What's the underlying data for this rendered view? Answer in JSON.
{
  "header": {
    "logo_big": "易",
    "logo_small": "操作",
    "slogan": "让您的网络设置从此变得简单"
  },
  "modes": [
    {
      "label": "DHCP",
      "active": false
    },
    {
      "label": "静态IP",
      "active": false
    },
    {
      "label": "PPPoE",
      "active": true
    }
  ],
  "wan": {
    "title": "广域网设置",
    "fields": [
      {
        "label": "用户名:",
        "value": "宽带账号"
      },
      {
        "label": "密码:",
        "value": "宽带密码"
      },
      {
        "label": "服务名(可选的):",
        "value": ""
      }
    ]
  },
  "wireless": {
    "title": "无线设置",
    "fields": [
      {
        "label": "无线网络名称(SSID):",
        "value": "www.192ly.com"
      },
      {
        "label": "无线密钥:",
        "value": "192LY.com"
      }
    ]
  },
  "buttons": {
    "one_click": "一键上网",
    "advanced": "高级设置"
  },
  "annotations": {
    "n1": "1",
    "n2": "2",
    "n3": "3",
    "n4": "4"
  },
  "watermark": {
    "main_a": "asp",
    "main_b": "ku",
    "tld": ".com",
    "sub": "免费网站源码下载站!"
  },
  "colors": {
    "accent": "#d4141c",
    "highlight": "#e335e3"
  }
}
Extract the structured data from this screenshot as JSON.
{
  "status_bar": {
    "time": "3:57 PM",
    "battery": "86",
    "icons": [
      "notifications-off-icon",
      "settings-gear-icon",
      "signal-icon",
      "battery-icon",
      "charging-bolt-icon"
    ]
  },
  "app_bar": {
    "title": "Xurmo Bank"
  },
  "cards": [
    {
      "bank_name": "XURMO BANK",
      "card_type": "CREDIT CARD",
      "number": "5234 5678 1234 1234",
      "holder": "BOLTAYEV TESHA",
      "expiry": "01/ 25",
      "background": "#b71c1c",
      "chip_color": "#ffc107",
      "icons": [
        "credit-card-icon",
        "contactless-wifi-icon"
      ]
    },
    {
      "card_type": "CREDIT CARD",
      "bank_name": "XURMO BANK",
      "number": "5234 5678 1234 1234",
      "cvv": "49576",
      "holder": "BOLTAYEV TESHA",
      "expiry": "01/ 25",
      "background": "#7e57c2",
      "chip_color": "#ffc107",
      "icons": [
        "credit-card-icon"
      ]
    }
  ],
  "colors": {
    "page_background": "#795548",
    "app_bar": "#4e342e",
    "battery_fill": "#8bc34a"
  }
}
================
● EXERCISE: Extract every line from the records above that contains the word "title".

● WORKED SOLUTION:
    "title": "广域网设置",
    "title": "无线设置",
    "title": "Xurmo Bank"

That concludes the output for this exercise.